_SOURCE EXTRACT_.
>> BEGIN
Racial diversity is chronicled exhaustively: Koreans serving black neighborhoods with corner grocery stores and rudeness; Cambodians becoming doughnut biz kings; Hispanics and blacks murdering each other over choice of club music (rap or techno); teachers teaching in 80 languages. Meanwhile the rich retreat from the mayhem into gated communities in suburban McMansions on hills, heavily guarded. The old, equally gated, are deposited in places like Leisure World, near Laguna, where every minute, like a Butlin’s camp, is planned --- from aerobics, calligraphy and ceramics, to a weekly toga party. Only a bullet can stop these brimming-with- health codgers. In Hollywood the stars live even further up the mountain and are fully-armed.” I would feel very naked”, notes Charlton Heston,” without a 12-gauge shotgun under my bed and a .38-caliber revolver in the drawer of my night table”. My summing up of California: too many guns, too many people, too much speaking in foreign tongues.
>> END
_WORK REQUIRED_. Extend the commentary on California past its last sentence, keeping its voice. The records that follow come from a separate source.

_RECORDS PROVIDED_.
>> BEGIN
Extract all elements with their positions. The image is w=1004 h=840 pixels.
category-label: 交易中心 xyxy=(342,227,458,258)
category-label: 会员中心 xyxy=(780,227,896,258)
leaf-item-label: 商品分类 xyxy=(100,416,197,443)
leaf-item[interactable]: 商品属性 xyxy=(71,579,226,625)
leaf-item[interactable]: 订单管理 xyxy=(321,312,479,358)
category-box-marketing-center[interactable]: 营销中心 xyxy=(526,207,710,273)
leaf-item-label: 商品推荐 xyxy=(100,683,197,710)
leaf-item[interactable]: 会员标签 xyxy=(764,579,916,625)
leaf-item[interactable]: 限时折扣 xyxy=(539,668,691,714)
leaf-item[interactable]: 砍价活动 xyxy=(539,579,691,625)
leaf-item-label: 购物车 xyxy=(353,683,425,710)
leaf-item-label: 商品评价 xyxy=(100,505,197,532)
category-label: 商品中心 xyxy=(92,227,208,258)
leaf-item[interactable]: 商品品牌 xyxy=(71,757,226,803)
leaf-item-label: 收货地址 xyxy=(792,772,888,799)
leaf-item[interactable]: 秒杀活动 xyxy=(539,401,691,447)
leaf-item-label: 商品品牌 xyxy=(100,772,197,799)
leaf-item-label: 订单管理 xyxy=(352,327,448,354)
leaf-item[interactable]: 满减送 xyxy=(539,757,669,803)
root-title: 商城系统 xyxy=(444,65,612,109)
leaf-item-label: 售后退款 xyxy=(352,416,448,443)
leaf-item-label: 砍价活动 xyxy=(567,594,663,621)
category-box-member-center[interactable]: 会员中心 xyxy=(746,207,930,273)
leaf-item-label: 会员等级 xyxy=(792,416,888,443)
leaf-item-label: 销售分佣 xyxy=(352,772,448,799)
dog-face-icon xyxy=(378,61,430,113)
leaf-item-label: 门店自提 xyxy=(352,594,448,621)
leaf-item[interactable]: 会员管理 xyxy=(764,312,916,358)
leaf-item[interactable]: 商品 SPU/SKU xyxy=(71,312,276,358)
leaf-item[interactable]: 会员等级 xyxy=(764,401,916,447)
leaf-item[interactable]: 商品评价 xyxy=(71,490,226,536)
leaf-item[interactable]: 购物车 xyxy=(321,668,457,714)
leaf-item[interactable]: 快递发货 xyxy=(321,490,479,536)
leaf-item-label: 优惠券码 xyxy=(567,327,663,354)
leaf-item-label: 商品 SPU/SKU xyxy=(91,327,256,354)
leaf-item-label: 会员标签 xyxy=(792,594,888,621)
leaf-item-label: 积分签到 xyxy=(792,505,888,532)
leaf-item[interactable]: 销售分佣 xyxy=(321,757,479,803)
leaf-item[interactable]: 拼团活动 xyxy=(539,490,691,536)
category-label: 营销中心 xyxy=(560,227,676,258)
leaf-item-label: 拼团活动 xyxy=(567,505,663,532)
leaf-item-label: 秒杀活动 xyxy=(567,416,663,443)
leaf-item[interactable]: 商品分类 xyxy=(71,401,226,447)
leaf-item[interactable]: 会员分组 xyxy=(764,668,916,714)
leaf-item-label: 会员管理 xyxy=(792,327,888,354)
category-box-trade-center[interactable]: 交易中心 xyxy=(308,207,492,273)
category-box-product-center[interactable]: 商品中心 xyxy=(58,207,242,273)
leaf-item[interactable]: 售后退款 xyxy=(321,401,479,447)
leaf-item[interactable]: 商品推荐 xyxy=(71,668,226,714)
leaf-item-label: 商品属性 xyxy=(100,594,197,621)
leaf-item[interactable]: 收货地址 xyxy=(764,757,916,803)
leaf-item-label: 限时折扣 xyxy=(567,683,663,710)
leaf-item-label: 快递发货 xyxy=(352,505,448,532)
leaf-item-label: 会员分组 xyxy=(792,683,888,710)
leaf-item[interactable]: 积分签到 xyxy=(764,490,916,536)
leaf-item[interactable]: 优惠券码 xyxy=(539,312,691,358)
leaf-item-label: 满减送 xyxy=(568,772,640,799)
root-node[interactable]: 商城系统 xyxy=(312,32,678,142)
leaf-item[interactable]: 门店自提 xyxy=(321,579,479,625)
>> END
_ANSWER TO THIS PROBLEM_.
Finally a hero emerges. The Arnold Schwarzenegger story exemplifies the California Dream come true. A near-penniless Austrian immigrant, he came to Gold’s Gym in Los Angeles to look at himself in a mirror for hours as he pumped iron. Through a triumph of the will he is now our Governor as well as part of the Kennedy clan. Maybe, in the mists of this magical region where brutes can be angels, Arnold will gravitate to the beach restaurant in which I can be found performing with Ukie in a corner on a Sunday night. I know he loves dining out with pretty people beside the seaside. Maybe, in all the sturm und drang of my State of choice, I will be touched by greatness so that I can afford to live in a castle high on a hill in a gated community.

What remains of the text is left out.